> **WHAT THE TASK REQUIRES**: Produce a word-for-word copy of the listing below without its pictures.

> **INPUT DATA**:
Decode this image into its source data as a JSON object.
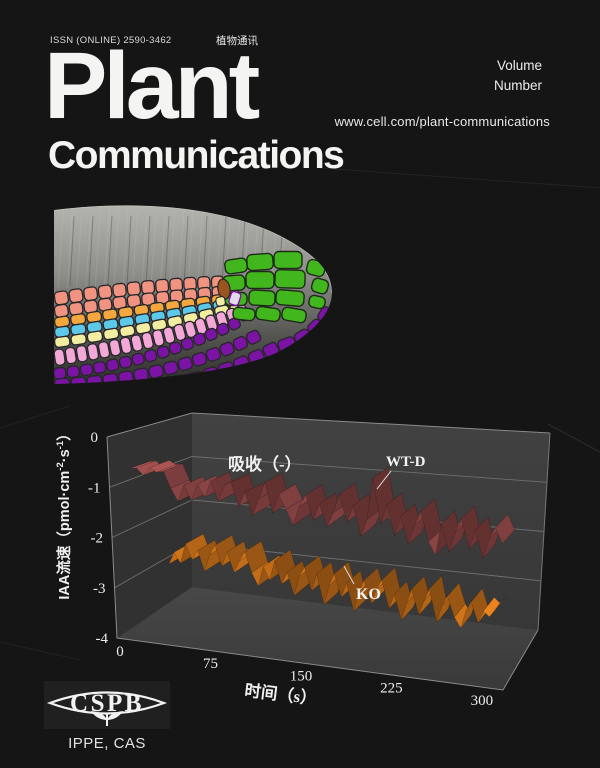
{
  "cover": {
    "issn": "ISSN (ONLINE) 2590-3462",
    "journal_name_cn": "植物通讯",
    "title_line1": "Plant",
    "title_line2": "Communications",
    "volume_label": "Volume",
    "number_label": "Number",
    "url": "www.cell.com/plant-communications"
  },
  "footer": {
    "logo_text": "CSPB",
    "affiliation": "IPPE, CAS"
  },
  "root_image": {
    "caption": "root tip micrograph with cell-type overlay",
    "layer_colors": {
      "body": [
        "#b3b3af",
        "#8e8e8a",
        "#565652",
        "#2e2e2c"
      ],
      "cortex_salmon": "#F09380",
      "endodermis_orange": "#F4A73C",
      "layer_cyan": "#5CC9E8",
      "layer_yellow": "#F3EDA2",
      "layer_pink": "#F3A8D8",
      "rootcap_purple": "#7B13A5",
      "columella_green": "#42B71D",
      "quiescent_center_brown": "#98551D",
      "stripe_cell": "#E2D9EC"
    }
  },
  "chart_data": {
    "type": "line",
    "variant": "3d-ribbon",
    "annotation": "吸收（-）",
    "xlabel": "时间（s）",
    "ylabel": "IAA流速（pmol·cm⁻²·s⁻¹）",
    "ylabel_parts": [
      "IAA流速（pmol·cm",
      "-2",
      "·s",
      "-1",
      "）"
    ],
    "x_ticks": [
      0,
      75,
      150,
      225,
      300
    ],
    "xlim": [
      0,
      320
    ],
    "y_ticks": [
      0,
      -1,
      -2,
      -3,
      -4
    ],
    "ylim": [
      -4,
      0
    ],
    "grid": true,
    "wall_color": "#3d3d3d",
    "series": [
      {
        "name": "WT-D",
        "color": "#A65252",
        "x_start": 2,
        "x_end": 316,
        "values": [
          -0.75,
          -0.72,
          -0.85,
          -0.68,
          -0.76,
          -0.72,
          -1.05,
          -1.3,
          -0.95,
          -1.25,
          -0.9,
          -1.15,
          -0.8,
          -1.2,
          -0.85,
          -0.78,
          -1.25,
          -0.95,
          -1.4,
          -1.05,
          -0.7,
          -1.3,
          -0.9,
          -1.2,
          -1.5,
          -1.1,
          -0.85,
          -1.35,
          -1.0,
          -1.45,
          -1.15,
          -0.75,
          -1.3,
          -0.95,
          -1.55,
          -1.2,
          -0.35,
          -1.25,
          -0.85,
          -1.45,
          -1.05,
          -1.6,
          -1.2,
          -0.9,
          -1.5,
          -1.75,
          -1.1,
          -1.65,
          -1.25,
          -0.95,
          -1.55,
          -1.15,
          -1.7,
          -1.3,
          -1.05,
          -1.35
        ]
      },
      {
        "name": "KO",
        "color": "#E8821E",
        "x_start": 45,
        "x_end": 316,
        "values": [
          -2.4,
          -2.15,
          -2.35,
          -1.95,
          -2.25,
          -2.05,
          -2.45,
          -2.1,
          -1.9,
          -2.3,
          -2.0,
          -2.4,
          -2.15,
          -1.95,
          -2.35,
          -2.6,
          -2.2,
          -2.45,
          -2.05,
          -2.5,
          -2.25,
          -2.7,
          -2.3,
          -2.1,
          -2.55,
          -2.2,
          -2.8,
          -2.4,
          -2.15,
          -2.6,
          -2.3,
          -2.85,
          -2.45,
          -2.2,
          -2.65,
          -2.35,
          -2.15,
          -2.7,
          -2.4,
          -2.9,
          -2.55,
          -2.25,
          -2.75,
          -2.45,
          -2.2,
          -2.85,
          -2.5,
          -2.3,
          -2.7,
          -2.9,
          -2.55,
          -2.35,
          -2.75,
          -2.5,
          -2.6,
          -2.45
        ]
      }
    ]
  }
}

> **RESPONSE TO THIS TASK**:
Decode this image into its source data as a JSON object.
{
  "cover": {
    "issn": "ISSN (ONLINE) 2590-3462",
    "journal_name_cn": "植物通讯",
    "title_line1": "Plant",
    "title_line2": "Communications",
    "volume_label": "Volume",
    "number_label": "Number",
    "url": "www.cell.com/plant-communications"
  },
  "footer": {
    "logo_text": "CSPB",
    "affiliation": "IPPE, CAS"
  },
  "root_image": {
    "caption": "root tip micrograph with cell-type overlay",
    "layer_colors": {
      "body": [
        "#b3b3af",
        "#8e8e8a",
        "#565652",
        "#2e2e2c"
      ],
      "cortex_salmon": "#F09380",
      "endodermis_orange": "#F4A73C",
      "layer_cyan": "#5CC9E8",
      "layer_yellow": "#F3EDA2",
      "layer_pink": "#F3A8D8",
      "rootcap_purple": "#7B13A5",
      "columella_green": "#42B71D",
      "quiescent_center_brown": "#98551D",
      "stripe_cell": "#E2D9EC"
    }
  },
  "chart_data": {
    "type": "line",
    "variant": "3d-ribbon",
    "annotation": "吸收（-）",
    "xlabel": "时间（s）",
    "ylabel": "IAA流速（pmol·cm⁻²·s⁻¹）",
    "ylabel_parts": [
      "IAA流速（pmol·cm",
      "-2",
      "·s",
      "-1",
      "）"
    ],
    "x_ticks": [
      0,
      75,
      150,
      225,
      300
    ],
    "xlim": [
      0,
      320
    ],
    "y_ticks": [
      0,
      -1,
      -2,
      -3,
      -4
    ],
    "ylim": [
      -4,
      0
    ],
    "grid": true,
    "wall_color": "#3d3d3d",
    "series": [
      {
        "name": "WT-D",
        "color": "#A65252",
        "x_start": 2,
        "x_end": 316,
        "values": [
          -0.75,
          -0.72,
          -0.85,
          -0.68,
          -0.76,
          -0.72,
          -1.05,
          -1.3,
          -0.95,
          -1.25,
          -0.9,
          -1.15,
          -0.8,
          -1.2,
          -0.85,
          -0.78,
          -1.25,
          -0.95,
          -1.4,
          -1.05,
          -0.7,
          -1.3,
          -0.9,
          -1.2,
          -1.5,
          -1.1,
          -0.85,
          -1.35,
          -1.0,
          -1.45,
          -1.15,
          -0.75,
          -1.3,
          -0.95,
          -1.55,
          -1.2,
          -0.35,
          -1.25,
          -0.85,
          -1.45,
          -1.05,
          -1.6,
          -1.2,
          -0.9,
          -1.5,
          -1.75,
          -1.1,
          -1.65,
          -1.25,
          -0.95,
          -1.55,
          -1.15,
          -1.7,
          -1.3,
          -1.05,
          -1.35
        ]
      },
      {
        "name": "KO",
        "color": "#E8821E",
        "x_start": 45,
        "x_end": 316,
        "values": [
          -2.4,
          -2.15,
          -2.35,
          -1.95,
          -2.25,
          -2.05,
          -2.45,
          -2.1,
          -1.9,
          -2.3,
          -2.0,
          -2.4,
          -2.15,
          -1.95,
          -2.35,
          -2.6,
          -2.2,
          -2.45,
          -2.05,
          -2.5,
          -2.25,
          -2.7,
          -2.3,
          -2.1,
          -2.55,
          -2.2,
          -2.8,
          -2.4,
          -2.15,
          -2.6,
          -2.3,
          -2.85,
          -2.45,
          -2.2,
          -2.65,
          -2.35,
          -2.15,
          -2.7,
          -2.4,
          -2.9,
          -2.55,
          -2.25,
          -2.75,
          -2.45,
          -2.2,
          -2.85,
          -2.5,
          -2.3,
          -2.7,
          -2.9,
          -2.55,
          -2.35,
          -2.75,
          -2.5,
          -2.6,
          -2.45
        ]
      }
    ]
  }
}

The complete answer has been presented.